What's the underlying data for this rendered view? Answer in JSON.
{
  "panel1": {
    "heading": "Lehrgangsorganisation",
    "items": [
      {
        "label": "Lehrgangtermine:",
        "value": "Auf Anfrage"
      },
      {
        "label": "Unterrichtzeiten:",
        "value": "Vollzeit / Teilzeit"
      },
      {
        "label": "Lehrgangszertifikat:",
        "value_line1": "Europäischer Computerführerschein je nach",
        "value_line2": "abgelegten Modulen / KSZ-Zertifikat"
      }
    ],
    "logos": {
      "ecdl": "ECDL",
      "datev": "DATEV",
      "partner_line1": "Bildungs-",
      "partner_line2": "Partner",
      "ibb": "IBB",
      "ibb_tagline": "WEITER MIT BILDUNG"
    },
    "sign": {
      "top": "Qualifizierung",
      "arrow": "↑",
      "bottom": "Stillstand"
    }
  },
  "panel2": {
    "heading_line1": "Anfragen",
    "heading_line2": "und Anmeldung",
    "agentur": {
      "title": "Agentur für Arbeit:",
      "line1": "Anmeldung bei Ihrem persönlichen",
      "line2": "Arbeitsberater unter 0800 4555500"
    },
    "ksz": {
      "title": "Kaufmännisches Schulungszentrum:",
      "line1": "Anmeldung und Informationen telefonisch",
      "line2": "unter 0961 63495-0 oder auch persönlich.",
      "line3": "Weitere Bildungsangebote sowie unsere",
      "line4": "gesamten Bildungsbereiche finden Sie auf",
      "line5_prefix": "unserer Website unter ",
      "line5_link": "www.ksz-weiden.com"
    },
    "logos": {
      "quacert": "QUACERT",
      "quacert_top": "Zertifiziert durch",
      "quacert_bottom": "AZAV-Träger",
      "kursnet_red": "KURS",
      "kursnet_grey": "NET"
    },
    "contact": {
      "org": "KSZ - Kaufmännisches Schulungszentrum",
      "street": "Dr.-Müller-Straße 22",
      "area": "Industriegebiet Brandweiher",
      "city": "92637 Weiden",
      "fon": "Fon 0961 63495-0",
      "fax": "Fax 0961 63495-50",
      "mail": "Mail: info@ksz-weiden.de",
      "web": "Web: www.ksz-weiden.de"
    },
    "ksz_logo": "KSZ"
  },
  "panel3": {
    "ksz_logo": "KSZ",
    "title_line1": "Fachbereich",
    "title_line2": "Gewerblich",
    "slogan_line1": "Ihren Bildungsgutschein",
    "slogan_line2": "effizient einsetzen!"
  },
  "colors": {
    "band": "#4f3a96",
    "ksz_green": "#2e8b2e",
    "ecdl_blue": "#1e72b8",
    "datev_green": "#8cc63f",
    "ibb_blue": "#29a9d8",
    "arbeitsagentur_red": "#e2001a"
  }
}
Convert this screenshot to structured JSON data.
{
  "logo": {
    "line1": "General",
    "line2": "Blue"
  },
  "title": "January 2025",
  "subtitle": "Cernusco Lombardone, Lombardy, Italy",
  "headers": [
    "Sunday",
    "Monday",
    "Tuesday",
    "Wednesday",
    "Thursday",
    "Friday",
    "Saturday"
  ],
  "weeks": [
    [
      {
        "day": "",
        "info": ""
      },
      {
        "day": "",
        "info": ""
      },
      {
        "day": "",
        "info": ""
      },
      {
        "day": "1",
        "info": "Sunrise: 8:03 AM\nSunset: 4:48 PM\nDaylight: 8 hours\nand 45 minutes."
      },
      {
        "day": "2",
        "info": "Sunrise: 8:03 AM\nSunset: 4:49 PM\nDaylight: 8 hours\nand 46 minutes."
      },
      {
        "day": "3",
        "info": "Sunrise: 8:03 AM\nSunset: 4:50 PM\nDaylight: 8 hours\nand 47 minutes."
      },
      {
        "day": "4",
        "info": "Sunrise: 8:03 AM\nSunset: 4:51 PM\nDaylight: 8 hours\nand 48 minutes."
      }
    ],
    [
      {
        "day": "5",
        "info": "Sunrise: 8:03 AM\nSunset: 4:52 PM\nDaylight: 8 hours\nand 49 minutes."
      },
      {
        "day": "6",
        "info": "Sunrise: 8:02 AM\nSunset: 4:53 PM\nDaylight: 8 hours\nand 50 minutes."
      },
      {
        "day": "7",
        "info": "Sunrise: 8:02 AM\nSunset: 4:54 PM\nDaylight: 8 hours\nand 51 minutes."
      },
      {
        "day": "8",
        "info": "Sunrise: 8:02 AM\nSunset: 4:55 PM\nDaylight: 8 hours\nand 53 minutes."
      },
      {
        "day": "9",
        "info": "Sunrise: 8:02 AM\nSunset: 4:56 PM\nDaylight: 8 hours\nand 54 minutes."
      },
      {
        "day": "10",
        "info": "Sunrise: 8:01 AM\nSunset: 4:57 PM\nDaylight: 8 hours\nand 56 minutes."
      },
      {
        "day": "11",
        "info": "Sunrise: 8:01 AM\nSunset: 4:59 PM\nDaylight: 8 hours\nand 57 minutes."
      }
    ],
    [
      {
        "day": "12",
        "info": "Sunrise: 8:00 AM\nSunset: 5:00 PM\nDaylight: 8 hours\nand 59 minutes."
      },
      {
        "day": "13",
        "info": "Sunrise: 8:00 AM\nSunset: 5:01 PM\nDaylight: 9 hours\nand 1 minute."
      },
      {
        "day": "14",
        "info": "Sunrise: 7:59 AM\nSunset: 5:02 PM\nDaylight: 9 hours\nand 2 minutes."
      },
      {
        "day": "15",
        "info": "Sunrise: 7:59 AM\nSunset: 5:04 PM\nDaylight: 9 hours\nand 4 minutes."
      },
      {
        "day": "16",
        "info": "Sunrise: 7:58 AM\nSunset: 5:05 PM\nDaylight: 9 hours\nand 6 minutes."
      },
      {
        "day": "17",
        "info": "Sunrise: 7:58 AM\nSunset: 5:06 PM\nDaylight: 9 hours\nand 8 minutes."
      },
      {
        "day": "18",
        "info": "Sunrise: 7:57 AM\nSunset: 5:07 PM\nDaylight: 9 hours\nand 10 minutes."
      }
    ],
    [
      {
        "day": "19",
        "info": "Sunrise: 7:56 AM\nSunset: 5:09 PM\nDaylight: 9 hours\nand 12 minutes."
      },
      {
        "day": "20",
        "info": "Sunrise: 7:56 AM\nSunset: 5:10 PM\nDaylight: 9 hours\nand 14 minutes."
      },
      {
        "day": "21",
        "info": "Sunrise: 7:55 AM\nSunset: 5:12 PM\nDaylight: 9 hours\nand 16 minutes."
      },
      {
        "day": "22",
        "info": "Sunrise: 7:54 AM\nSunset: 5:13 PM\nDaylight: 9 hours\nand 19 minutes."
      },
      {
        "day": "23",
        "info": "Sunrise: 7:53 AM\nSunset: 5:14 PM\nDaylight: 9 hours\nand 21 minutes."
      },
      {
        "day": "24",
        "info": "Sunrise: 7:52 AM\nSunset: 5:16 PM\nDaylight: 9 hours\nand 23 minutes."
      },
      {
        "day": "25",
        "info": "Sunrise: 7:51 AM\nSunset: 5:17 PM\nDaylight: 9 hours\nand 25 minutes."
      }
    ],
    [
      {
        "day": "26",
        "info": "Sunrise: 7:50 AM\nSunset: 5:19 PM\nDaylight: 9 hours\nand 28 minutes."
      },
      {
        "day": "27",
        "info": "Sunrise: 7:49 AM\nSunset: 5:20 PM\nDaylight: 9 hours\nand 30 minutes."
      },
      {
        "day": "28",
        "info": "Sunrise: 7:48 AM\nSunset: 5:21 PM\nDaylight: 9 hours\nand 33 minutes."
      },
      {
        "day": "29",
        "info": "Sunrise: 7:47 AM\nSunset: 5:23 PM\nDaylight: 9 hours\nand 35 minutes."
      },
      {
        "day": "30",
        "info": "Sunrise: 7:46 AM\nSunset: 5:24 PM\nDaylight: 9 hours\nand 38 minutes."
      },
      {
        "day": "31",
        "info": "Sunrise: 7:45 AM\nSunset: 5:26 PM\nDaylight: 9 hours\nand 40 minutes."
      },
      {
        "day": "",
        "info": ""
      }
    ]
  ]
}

*TASK GOAL:* Copy out all lines above that include the string "data".

*REPLY TO THE TASK:*
What's the underlying data for this rendered view? Answer in JSON.
Convert this screenshot to structured JSON data.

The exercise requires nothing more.